__DATA SECTION__.
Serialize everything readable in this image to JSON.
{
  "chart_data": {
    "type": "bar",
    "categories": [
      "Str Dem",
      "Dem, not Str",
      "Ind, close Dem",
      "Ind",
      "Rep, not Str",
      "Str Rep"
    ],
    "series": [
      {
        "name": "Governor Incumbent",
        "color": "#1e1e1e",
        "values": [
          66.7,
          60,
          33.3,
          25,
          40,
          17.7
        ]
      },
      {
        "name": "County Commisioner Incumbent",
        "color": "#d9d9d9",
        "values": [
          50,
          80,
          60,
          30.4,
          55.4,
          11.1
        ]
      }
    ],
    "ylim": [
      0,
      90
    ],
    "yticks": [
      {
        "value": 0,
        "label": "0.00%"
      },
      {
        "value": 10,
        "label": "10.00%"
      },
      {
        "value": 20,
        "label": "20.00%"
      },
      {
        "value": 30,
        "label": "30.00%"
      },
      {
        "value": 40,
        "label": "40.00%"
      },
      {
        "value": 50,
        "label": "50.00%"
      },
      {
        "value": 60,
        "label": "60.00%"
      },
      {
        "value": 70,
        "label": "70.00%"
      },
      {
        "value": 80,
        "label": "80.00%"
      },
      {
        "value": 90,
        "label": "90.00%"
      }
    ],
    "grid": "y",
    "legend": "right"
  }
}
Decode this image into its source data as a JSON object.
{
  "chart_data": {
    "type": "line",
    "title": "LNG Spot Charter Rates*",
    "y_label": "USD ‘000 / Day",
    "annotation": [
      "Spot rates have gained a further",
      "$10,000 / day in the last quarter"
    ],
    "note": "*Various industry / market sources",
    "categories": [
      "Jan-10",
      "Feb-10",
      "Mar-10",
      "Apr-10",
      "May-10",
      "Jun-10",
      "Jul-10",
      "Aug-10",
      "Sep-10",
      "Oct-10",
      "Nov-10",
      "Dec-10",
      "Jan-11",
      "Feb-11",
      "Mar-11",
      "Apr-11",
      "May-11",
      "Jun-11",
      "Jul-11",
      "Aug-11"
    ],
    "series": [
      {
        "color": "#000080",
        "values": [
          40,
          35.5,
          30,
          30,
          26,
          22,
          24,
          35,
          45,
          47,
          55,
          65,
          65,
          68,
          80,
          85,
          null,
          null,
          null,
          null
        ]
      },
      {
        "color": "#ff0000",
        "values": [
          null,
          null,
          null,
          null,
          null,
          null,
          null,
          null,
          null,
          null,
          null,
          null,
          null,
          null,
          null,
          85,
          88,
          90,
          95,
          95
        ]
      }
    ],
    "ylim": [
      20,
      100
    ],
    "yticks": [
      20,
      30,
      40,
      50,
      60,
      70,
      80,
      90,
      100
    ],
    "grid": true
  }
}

--

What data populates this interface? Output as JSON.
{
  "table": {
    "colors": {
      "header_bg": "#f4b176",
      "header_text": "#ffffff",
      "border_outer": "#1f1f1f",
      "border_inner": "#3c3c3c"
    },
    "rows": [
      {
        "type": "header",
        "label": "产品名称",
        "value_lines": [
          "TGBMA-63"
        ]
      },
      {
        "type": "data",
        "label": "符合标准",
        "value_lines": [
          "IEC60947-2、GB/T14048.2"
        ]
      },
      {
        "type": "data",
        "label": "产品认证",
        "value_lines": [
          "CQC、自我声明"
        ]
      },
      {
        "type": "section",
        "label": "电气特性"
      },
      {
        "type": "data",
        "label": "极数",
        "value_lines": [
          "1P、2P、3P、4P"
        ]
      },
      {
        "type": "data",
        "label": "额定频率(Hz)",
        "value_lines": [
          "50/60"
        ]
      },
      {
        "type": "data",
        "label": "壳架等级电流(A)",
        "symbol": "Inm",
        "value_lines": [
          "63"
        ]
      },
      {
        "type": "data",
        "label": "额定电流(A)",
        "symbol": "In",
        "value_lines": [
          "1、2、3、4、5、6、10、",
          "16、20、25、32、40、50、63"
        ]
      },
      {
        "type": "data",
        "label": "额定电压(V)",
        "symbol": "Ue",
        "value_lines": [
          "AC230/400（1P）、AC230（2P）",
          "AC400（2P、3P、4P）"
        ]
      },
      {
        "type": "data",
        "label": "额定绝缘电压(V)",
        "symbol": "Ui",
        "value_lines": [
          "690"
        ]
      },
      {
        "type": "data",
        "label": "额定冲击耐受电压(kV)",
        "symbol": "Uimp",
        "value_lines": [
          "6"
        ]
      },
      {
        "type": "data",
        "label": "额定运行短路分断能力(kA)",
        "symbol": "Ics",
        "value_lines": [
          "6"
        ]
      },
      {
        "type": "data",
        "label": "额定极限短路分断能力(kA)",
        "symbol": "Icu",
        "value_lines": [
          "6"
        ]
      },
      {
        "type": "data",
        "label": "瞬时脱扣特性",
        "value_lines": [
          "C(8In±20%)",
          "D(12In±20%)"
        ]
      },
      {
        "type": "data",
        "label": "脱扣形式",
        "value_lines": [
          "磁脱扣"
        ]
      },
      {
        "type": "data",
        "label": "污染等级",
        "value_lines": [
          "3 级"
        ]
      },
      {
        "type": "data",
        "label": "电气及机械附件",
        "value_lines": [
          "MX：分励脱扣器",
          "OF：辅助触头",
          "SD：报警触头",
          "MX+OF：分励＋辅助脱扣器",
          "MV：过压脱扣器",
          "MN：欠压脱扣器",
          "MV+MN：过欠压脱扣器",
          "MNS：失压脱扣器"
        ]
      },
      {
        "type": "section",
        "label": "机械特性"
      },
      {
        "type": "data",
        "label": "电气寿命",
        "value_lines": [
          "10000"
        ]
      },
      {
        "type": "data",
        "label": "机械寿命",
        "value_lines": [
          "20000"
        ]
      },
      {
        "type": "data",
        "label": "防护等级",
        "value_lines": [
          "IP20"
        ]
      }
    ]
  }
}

...

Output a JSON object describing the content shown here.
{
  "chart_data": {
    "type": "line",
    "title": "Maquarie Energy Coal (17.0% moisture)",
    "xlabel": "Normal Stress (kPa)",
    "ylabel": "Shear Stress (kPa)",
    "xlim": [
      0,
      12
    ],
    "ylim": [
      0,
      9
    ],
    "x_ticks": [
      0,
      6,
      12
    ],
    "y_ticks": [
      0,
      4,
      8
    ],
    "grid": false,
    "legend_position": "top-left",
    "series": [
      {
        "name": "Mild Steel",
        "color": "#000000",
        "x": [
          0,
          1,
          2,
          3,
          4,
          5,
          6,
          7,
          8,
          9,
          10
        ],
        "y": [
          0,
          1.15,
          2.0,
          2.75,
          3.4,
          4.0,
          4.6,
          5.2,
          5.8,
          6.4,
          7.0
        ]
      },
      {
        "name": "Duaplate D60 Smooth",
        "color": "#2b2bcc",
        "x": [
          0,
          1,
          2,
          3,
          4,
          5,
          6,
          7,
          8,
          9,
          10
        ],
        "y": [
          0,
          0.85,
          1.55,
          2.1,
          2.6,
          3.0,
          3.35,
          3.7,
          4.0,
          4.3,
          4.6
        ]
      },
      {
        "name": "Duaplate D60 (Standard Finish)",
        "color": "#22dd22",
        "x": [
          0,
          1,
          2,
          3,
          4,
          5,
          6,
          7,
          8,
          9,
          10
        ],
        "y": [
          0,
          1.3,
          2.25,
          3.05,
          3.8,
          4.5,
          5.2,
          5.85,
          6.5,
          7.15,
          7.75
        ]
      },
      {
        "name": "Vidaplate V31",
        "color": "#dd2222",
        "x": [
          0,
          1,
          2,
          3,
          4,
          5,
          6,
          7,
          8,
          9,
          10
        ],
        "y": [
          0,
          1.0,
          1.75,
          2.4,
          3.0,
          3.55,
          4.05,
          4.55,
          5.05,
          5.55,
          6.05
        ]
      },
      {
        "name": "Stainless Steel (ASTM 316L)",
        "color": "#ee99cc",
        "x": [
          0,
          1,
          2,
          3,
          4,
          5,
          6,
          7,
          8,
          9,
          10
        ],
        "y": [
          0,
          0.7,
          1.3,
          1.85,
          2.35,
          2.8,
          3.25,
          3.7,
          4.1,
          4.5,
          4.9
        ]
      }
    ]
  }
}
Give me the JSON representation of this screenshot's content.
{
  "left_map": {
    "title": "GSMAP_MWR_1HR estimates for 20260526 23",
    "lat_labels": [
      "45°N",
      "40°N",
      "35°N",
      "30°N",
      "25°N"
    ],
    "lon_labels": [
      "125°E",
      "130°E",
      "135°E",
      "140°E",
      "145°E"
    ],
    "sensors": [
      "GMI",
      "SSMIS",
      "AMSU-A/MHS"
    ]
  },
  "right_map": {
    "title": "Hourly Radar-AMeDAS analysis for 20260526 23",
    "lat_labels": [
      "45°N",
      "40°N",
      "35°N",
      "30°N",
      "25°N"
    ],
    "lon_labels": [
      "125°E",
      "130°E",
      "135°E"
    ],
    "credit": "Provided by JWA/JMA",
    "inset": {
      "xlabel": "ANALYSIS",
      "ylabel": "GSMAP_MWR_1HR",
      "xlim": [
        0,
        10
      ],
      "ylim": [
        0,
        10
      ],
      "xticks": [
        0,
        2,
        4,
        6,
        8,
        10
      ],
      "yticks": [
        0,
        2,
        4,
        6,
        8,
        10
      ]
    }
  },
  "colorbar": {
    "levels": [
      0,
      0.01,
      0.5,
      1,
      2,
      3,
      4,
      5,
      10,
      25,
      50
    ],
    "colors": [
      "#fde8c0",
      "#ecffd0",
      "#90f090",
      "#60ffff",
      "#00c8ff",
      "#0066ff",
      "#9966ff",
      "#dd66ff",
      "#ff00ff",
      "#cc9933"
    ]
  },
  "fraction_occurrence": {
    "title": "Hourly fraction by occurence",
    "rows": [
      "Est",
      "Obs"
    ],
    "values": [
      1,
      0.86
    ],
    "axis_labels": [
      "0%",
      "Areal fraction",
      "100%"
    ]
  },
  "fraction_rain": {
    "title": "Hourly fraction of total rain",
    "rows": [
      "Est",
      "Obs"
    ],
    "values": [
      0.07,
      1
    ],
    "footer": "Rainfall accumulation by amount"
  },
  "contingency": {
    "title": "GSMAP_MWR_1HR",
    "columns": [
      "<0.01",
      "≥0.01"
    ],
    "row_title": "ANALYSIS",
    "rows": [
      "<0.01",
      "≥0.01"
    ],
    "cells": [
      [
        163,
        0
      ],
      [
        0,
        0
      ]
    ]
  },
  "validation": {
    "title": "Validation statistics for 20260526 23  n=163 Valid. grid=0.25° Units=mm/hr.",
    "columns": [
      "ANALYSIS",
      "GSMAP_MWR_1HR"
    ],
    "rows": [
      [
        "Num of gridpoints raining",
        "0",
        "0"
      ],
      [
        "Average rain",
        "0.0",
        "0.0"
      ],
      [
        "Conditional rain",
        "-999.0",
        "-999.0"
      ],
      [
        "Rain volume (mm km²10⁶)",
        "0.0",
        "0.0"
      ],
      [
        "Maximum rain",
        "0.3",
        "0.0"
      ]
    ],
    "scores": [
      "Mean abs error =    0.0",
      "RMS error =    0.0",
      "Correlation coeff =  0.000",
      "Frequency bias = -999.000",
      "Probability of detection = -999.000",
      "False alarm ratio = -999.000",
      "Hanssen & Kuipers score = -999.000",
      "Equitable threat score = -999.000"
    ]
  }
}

__EXERCISE__. From the entries above, copy out every line where the string "JSON" appears.

__CORRECT RESPONSE__.
Serialize everything readable in this image to JSON.
Decode this image into its source data as a JSON object.
What data populates this interface? Output as JSON.
Output a JSON object describing the content shown here.
Give me the JSON representation of this screenshot's content.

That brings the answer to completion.